YOUR OBJECTIVE =
Return, word for word, every line that follows.

* Begin MATERIAL *

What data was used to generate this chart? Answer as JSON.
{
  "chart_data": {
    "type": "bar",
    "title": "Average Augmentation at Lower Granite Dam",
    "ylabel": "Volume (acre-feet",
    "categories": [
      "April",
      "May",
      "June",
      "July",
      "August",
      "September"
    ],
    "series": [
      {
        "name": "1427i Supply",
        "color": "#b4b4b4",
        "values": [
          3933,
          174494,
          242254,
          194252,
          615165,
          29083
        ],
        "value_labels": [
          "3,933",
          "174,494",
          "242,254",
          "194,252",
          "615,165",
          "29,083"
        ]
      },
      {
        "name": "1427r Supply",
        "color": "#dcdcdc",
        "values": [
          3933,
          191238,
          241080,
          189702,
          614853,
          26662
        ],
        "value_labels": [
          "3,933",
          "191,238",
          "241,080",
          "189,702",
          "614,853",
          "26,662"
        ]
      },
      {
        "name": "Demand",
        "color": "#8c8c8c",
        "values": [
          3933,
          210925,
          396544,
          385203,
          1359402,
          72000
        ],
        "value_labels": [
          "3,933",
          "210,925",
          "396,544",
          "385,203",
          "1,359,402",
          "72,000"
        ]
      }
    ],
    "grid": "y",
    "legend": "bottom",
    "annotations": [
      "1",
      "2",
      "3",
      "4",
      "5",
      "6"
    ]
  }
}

* End MATERIAL *

FINISHED TASK =
What data was used to generate this chart? Answer as JSON.
{
  "chart_data": {
    "type": "bar",
    "title": "Average Augmentation at Lower Granite Dam",
    "ylabel": "Volume (acre-feet",
    "categories": [
      "April",
      "May",
      "June",
      "July",
      "August",
      "September"
    ],
    "series": [
      {
        "name": "1427i Supply",
        "color": "#b4b4b4",
        "values": [
          3933,
          174494,
          242254,
          194252,
          615165,
          29083
        ],
        "value_labels": [
          "3,933",
          "174,494",
          "242,254",
          "194,252",
          "615,165",
          "29,083"
        ]
      },
      {
        "name": "1427r Supply",
        "color": "#dcdcdc",
        "values": [
          3933,
          191238,
          241080,
          189702,
          614853,
          26662
        ],
        "value_labels": [
          "3,933",
          "191,238",
          "241,080",
          "189,702",
          "614,853",
          "26,662"
        ]
      },
      {
        "name": "Demand",
        "color": "#8c8c8c",
        "values": [
          3933,
          210925,
          396544,
          385203,
          1359402,
          72000
        ],
        "value_labels": [
          "3,933",
          "210,925",
          "396,544",
          "385,203",
          "1,359,402",
          "72,000"
        ]
      }
    ],
    "grid": "y",
    "legend": "bottom",
    "annotations": [
      "1",
      "2",
      "3",
      "4",
      "5",
      "6"
    ]
  }
}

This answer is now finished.